[START MATERIAL FOR THIS TASK]

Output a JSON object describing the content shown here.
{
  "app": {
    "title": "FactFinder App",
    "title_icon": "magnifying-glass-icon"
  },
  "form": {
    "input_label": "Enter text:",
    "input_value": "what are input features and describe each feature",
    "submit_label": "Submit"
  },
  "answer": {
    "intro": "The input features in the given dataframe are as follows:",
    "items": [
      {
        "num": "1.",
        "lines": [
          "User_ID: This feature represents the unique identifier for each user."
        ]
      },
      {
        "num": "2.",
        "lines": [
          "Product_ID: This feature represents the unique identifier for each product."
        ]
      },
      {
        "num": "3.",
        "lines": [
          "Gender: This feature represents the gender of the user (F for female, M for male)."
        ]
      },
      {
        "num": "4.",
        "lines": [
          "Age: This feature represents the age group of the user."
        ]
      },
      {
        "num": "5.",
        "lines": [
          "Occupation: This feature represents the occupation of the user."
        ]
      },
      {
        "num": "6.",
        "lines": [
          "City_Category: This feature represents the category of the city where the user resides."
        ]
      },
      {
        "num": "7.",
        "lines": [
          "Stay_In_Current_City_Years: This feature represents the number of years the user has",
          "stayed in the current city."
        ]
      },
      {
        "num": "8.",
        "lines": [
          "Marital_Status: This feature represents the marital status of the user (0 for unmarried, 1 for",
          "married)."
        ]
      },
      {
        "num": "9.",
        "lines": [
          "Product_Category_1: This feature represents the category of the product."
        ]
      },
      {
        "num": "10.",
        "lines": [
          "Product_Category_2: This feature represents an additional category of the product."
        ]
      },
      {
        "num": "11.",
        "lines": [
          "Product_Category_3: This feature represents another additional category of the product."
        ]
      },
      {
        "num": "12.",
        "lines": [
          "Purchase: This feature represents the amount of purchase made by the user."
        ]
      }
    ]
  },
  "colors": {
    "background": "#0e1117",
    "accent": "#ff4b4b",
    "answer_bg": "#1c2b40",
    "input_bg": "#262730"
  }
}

[END MATERIAL FOR THIS TASK]

WORK TO DO: Return every line holding the word "product" from the records.

ANSWER FOR THIS EXERCISE:
          "Product_ID: This feature represents the unique identifier for each product."
          "Product_Category_1: This feature represents the category of the product."
          "Product_Category_2: This feature represents an additional category of the product."
          "Product_Category_3: This feature represents another additional category of the product."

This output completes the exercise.